Exercise aim: Copy out all the records, word for word.

Material to process:
•••

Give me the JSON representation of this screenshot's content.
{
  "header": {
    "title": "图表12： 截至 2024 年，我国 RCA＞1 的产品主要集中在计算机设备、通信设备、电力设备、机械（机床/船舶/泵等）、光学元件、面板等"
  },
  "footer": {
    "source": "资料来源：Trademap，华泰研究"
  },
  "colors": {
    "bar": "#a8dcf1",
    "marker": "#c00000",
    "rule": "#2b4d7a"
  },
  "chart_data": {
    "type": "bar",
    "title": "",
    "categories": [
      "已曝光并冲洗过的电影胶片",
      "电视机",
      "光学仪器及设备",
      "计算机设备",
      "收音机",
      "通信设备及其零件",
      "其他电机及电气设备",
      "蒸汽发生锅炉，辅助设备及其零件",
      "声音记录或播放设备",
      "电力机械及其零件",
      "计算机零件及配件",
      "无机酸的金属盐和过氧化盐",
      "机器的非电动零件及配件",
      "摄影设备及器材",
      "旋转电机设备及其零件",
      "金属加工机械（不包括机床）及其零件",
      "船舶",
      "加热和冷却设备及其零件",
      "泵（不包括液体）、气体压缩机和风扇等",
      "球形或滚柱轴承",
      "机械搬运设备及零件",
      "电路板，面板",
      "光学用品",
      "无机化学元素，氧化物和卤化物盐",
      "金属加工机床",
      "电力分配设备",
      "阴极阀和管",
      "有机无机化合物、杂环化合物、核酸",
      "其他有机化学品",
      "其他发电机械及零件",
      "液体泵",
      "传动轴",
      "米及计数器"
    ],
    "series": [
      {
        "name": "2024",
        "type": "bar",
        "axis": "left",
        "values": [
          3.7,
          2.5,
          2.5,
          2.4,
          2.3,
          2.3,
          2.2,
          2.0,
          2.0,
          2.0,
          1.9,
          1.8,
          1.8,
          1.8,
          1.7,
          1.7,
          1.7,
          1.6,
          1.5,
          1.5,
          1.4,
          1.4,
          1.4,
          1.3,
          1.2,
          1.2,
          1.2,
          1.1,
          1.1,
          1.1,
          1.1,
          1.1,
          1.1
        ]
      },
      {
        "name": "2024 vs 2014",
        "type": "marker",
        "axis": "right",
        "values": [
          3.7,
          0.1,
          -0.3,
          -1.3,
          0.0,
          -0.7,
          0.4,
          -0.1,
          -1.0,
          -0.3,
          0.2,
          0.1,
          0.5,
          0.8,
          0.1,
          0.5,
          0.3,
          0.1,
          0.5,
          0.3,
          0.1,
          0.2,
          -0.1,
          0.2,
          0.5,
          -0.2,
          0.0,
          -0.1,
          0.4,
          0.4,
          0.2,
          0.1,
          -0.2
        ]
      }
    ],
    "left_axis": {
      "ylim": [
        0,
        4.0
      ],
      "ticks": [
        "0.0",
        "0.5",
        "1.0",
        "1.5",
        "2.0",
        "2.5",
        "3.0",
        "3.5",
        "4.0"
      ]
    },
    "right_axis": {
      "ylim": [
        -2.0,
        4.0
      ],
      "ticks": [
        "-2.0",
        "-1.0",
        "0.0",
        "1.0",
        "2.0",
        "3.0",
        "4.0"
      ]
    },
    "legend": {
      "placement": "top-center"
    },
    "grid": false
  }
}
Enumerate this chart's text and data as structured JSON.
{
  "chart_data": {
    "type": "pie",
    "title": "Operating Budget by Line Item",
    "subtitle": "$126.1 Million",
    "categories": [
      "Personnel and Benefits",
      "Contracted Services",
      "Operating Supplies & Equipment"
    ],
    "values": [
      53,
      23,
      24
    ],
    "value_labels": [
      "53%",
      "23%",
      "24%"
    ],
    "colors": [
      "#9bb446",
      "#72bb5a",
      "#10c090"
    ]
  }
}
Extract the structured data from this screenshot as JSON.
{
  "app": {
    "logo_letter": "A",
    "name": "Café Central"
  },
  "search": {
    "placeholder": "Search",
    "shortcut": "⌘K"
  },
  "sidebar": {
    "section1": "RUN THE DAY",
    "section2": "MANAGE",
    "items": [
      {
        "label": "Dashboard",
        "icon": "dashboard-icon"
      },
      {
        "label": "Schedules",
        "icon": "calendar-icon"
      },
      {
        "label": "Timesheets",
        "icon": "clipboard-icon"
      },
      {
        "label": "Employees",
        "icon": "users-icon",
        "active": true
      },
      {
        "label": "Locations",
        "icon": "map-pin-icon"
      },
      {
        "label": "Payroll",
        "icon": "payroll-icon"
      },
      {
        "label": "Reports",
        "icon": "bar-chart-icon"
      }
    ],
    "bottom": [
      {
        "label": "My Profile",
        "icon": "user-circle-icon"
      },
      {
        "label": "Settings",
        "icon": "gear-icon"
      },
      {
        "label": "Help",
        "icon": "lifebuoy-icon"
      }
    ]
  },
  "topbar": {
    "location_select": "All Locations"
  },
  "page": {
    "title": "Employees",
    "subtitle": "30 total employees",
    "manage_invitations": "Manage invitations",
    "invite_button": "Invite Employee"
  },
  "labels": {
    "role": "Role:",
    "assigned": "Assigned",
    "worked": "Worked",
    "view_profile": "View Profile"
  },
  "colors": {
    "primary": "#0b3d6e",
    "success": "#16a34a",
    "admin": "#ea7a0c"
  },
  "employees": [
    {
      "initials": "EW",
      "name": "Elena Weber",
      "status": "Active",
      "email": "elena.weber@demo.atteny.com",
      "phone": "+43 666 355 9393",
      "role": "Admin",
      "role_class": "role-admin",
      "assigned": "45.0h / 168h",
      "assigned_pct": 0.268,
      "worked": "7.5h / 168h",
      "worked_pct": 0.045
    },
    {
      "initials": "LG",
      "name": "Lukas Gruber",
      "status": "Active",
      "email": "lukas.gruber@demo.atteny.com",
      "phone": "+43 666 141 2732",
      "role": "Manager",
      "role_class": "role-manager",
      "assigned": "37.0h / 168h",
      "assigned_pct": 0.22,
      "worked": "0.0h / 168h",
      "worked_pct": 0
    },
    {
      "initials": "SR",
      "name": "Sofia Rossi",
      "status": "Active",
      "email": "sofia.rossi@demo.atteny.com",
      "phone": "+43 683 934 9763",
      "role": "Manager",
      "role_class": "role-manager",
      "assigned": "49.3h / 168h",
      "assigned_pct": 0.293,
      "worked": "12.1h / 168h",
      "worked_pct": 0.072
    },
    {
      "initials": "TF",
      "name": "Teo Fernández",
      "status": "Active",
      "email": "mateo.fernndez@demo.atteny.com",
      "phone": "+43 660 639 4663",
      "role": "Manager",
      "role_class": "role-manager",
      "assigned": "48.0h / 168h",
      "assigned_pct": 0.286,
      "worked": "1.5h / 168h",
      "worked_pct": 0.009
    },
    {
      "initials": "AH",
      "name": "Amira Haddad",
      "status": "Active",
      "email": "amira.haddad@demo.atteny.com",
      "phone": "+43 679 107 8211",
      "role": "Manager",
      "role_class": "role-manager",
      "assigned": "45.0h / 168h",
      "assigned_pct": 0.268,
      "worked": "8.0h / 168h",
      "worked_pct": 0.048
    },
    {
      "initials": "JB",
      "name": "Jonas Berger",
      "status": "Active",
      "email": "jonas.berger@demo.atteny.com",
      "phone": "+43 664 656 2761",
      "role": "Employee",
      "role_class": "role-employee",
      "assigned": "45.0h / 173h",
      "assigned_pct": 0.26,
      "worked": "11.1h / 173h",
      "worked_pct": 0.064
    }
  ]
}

•••

Exercise solution:
Give me the JSON representation of this screenshot's content.
{
  "header": {
    "title": "图表12： 截至 2024 年，我国 RCA＞1 的产品主要集中在计算机设备、通信设备、电力设备、机械（机床/船舶/泵等）、光学元件、面板等"
  },
  "footer": {
    "source": "资料来源：Trademap，华泰研究"
  },
  "colors": {
    "bar": "#a8dcf1",
    "marker": "#c00000",
    "rule": "#2b4d7a"
  },
  "chart_data": {
    "type": "bar",
    "title": "",
    "categories": [
      "已曝光并冲洗过的电影胶片",
      "电视机",
      "光学仪器及设备",
      "计算机设备",
      "收音机",
      "通信设备及其零件",
      "其他电机及电气设备",
      "蒸汽发生锅炉，辅助设备及其零件",
      "声音记录或播放设备",
      "电力机械及其零件",
      "计算机零件及配件",
      "无机酸的金属盐和过氧化盐",
      "机器的非电动零件及配件",
      "摄影设备及器材",
      "旋转电机设备及其零件",
      "金属加工机械（不包括机床）及其零件",
      "船舶",
      "加热和冷却设备及其零件",
      "泵（不包括液体）、气体压缩机和风扇等",
      "球形或滚柱轴承",
      "机械搬运设备及零件",
      "电路板，面板",
      "光学用品",
      "无机化学元素，氧化物和卤化物盐",
      "金属加工机床",
      "电力分配设备",
      "阴极阀和管",
      "有机无机化合物、杂环化合物、核酸",
      "其他有机化学品",
      "其他发电机械及零件",
      "液体泵",
      "传动轴",
      "米及计数器"
    ],
    "series": [
      {
        "name": "2024",
        "type": "bar",
        "axis": "left",
        "values": [
          3.7,
          2.5,
          2.5,
          2.4,
          2.3,
          2.3,
          2.2,
          2.0,
          2.0,
          2.0,
          1.9,
          1.8,
          1.8,
          1.8,
          1.7,
          1.7,
          1.7,
          1.6,
          1.5,
          1.5,
          1.4,
          1.4,
          1.4,
          1.3,
          1.2,
          1.2,
          1.2,
          1.1,
          1.1,
          1.1,
          1.1,
          1.1,
          1.1
        ]
      },
      {
        "name": "2024 vs 2014",
        "type": "marker",
        "axis": "right",
        "values": [
          3.7,
          0.1,
          -0.3,
          -1.3,
          0.0,
          -0.7,
          0.4,
          -0.1,
          -1.0,
          -0.3,
          0.2,
          0.1,
          0.5,
          0.8,
          0.1,
          0.5,
          0.3,
          0.1,
          0.5,
          0.3,
          0.1,
          0.2,
          -0.1,
          0.2,
          0.5,
          -0.2,
          0.0,
          -0.1,
          0.4,
          0.4,
          0.2,
          0.1,
          -0.2
        ]
      }
    ],
    "left_axis": {
      "ylim": [
        0,
        4.0
      ],
      "ticks": [
        "0.0",
        "0.5",
        "1.0",
        "1.5",
        "2.0",
        "2.5",
        "3.0",
        "3.5",
        "4.0"
      ]
    },
    "right_axis": {
      "ylim": [
        -2.0,
        4.0
      ],
      "ticks": [
        "-2.0",
        "-1.0",
        "0.0",
        "1.0",
        "2.0",
        "3.0",
        "4.0"
      ]
    },
    "legend": {
      "placement": "top-center"
    },
    "grid": false
  }
}
Enumerate this chart's text and data as structured JSON.
{
  "chart_data": {
    "type": "pie",
    "title": "Operating Budget by Line Item",
    "subtitle": "$126.1 Million",
    "categories": [
      "Personnel and Benefits",
      "Contracted Services",
      "Operating Supplies & Equipment"
    ],
    "values": [
      53,
      23,
      24
    ],
    "value_labels": [
      "53%",
      "23%",
      "24%"
    ],
    "colors": [
      "#9bb446",
      "#72bb5a",
      "#10c090"
    ]
  }
}
Extract the structured data from this screenshot as JSON.
{
  "app": {
    "logo_letter": "A",
    "name": "Café Central"
  },
  "search": {
    "placeholder": "Search",
    "shortcut": "⌘K"
  },
  "sidebar": {
    "section1": "RUN THE DAY",
    "section2": "MANAGE",
    "items": [
      {
        "label": "Dashboard",
        "icon": "dashboard-icon"
      },
      {
        "label": "Schedules",
        "icon": "calendar-icon"
      },
      {
        "label": "Timesheets",
        "icon": "clipboard-icon"
      },
      {
        "label": "Employees",
        "icon": "users-icon",
        "active": true
      },
      {
        "label": "Locations",
        "icon": "map-pin-icon"
      },
      {
        "label": "Payroll",
        "icon": "payroll-icon"
      },
      {
        "label": "Reports",
        "icon": "bar-chart-icon"
      }
    ],
    "bottom": [
      {
        "label": "My Profile",
        "icon": "user-circle-icon"
      },
      {
        "label": "Settings",
        "icon": "gear-icon"
      },
      {
        "label": "Help",
        "icon": "lifebuoy-icon"
      }
    ]
  },
  "topbar": {
    "location_select": "All Locations"
  },
  "page": {
    "title": "Employees",
    "subtitle": "30 total employees",
    "manage_invitations": "Manage invitations",
    "invite_button": "Invite Employee"
  },
  "labels": {
    "role": "Role:",
    "assigned": "Assigned",
    "worked": "Worked",
    "view_profile": "View Profile"
  },
  "colors": {
    "primary": "#0b3d6e",
    "success": "#16a34a",
    "admin": "#ea7a0c"
  },
  "employees": [
    {
      "initials": "EW",
      "name": "Elena Weber",
      "status": "Active",
      "email": "elena.weber@demo.atteny.com",
      "phone": "+43 666 355 9393",
      "role": "Admin",
      "role_class": "role-admin",
      "assigned": "45.0h / 168h",
      "assigned_pct": 0.268,
      "worked": "7.5h / 168h",
      "worked_pct": 0.045
    },
    {
      "initials": "LG",
      "name": "Lukas Gruber",
      "status": "Active",
      "email": "lukas.gruber@demo.atteny.com",
      "phone": "+43 666 141 2732",
      "role": "Manager",
      "role_class": "role-manager",
      "assigned": "37.0h / 168h",
      "assigned_pct": 0.22,
      "worked": "0.0h / 168h",
      "worked_pct": 0
    },
    {
      "initials": "SR",
      "name": "Sofia Rossi",
      "status": "Active",
      "email": "sofia.rossi@demo.atteny.com",
      "phone": "+43 683 934 9763",
      "role": "Manager",
      "role_class": "role-manager",
      "assigned": "49.3h / 168h",
      "assigned_pct": 0.293,
      "worked": "12.1h / 168h",
      "worked_pct": 0.072
    },
    {
      "initials": "TF",
      "name": "Teo Fernández",
      "status": "Active",
      "email": "mateo.fernndez@demo.atteny.com",
      "phone": "+43 660 639 4663",
      "role": "Manager",
      "role_class": "role-manager",
      "assigned": "48.0h / 168h",
      "assigned_pct": 0.286,
      "worked": "1.5h / 168h",
      "worked_pct": 0.009
    },
    {
      "initials": "AH",
      "name": "Amira Haddad",
      "status": "Active",
      "email": "amira.haddad@demo.atteny.com",
      "phone": "+43 679 107 8211",
      "role": "Manager",
      "role_class": "role-manager",
      "assigned": "45.0h / 168h",
      "assigned_pct": 0.268,
      "worked": "8.0h / 168h",
      "worked_pct": 0.048
    },
    {
      "initials": "JB",
      "name": "Jonas Berger",
      "status": "Active",
      "email": "jonas.berger@demo.atteny.com",
      "phone": "+43 664 656 2761",
      "role": "Employee",
      "role_class": "role-employee",
      "assigned": "45.0h / 173h",
      "assigned_pct": 0.26,
      "worked": "11.1h / 173h",
      "worked_pct": 0.064
    }
  ]
}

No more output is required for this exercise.